> Task brief
Transcribe the listing in full, excluding any pictures.

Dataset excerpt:
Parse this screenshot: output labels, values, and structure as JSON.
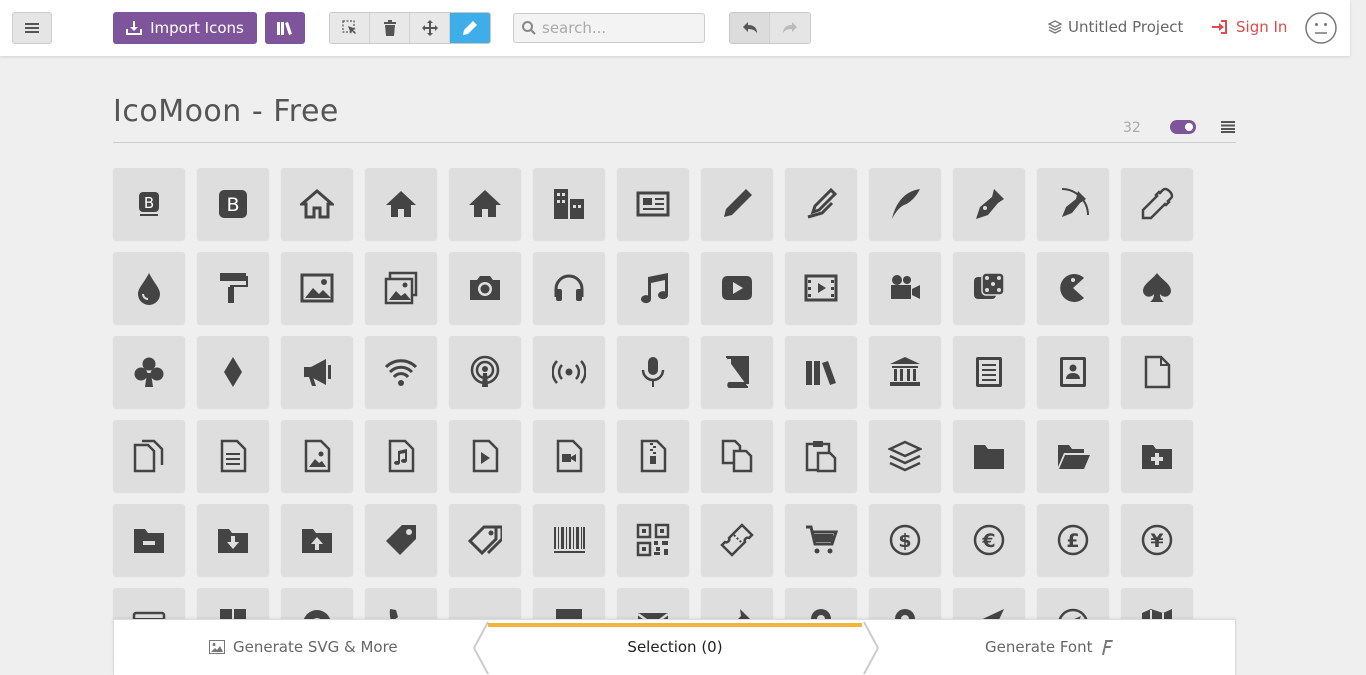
{
  "toolbar": {
    "import_label": "Import Icons",
    "search_placeholder": "search...",
    "project_name": "Untitled Project",
    "signin_label": "Sign In"
  },
  "icon_set": {
    "title": "IcoMoon - Free",
    "count": "32"
  },
  "colors": {
    "accent_purple": "#7e559b",
    "active_blue": "#3daee9",
    "signin_red": "#e04a4a",
    "progress_orange": "#f4b43c"
  },
  "icons": [
    "bootstrap-icon",
    "bootstrap-square-icon",
    "home-icon",
    "home2-icon",
    "home3-icon",
    "office-icon",
    "newspaper-icon",
    "pencil-icon",
    "pencil2-icon",
    "quill-icon",
    "pen-icon",
    "blog-icon",
    "eyedropper-icon",
    "droplet-icon",
    "paint-format-icon",
    "image-icon",
    "images-icon",
    "camera-icon",
    "headphones-icon",
    "music-icon",
    "play-icon",
    "film-icon",
    "video-camera-icon",
    "dice-icon",
    "pacman-icon",
    "spades-icon",
    "clubs-icon",
    "diamonds-icon",
    "bullhorn-icon",
    "connection-icon",
    "podcast-icon",
    "feed-icon",
    "mic-icon",
    "book-icon",
    "books-icon",
    "library-icon",
    "file-text-icon",
    "profile-icon",
    "file-empty-icon",
    "files-empty-icon",
    "file-text2-icon",
    "file-picture-icon",
    "file-music-icon",
    "file-play-icon",
    "file-video-icon",
    "file-zip-icon",
    "copy-icon",
    "paste-icon",
    "stack-icon",
    "folder-icon",
    "folder-open-icon",
    "folder-plus-icon",
    "folder-minus-icon",
    "folder-download-icon",
    "folder-upload-icon",
    "price-tag-icon",
    "price-tags-icon",
    "barcode-icon",
    "qrcode-icon",
    "ticket-icon",
    "cart-icon",
    "coin-dollar-icon",
    "coin-euro-icon",
    "coin-pound-icon",
    "coin-yen-icon",
    "credit-card-icon",
    "calculator-icon",
    "lifebuoy-icon",
    "phone-icon",
    "phone-hang-up-icon",
    "address-book-icon",
    "envelop-icon",
    "pushpin-icon",
    "location-icon",
    "location2-icon",
    "compass-icon",
    "compass2-icon",
    "map-icon"
  ],
  "bottom": {
    "generate_svg": "Generate SVG & More",
    "selection": "Selection (0)",
    "generate_font": "Generate Font"
  }
}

> Response to the exercise
Parse this screenshot: output labels, values, and structure as JSON.
{
  "toolbar": {
    "import_label": "Import Icons",
    "search_placeholder": "search...",
    "project_name": "Untitled Project",
    "signin_label": "Sign In"
  },
  "icon_set": {
    "title": "IcoMoon - Free",
    "count": "32"
  },
  "colors": {
    "accent_purple": "#7e559b",
    "active_blue": "#3daee9",
    "signin_red": "#e04a4a",
    "progress_orange": "#f4b43c"
  },
  "icons": [
    "bootstrap-icon",
    "bootstrap-square-icon",
    "home-icon",
    "home2-icon",
    "home3-icon",
    "office-icon",
    "newspaper-icon",
    "pencil-icon",
    "pencil2-icon",
    "quill-icon",
    "pen-icon",
    "blog-icon",
    "eyedropper-icon",
    "droplet-icon",
    "paint-format-icon",
    "image-icon",
    "images-icon",
    "camera-icon",
    "headphones-icon",
    "music-icon",
    "play-icon",
    "film-icon",
    "video-camera-icon",
    "dice-icon",
    "pacman-icon",
    "spades-icon",
    "clubs-icon",
    "diamonds-icon",
    "bullhorn-icon",
    "connection-icon",
    "podcast-icon",
    "feed-icon",
    "mic-icon",
    "book-icon",
    "books-icon",
    "library-icon",
    "file-text-icon",
    "profile-icon",
    "file-empty-icon",
    "files-empty-icon",
    "file-text2-icon",
    "file-picture-icon",
    "file-music-icon",
    "file-play-icon",
    "file-video-icon",
    "file-zip-icon",
    "copy-icon",
    "paste-icon",
    "stack-icon",
    "folder-icon",
    "folder-open-icon",
    "folder-plus-icon",
    "folder-minus-icon",
    "folder-download-icon",
    "folder-upload-icon",
    "price-tag-icon",
    "price-tags-icon",
    "barcode-icon",
    "qrcode-icon",
    "ticket-icon",
    "cart-icon",
    "coin-dollar-icon",
    "coin-euro-icon",
    "coin-pound-icon",
    "coin-yen-icon",
    "credit-card-icon",
    "calculator-icon",
    "lifebuoy-icon",
    "phone-icon",
    "phone-hang-up-icon",
    "address-book-icon",
    "envelop-icon",
    "pushpin-icon",
    "location-icon",
    "location2-icon",
    "compass-icon",
    "compass2-icon",
    "map-icon"
  ],
  "bottom": {
    "generate_svg": "Generate SVG & More",
    "selection": "Selection (0)",
    "generate_font": "Generate Font"
  }
}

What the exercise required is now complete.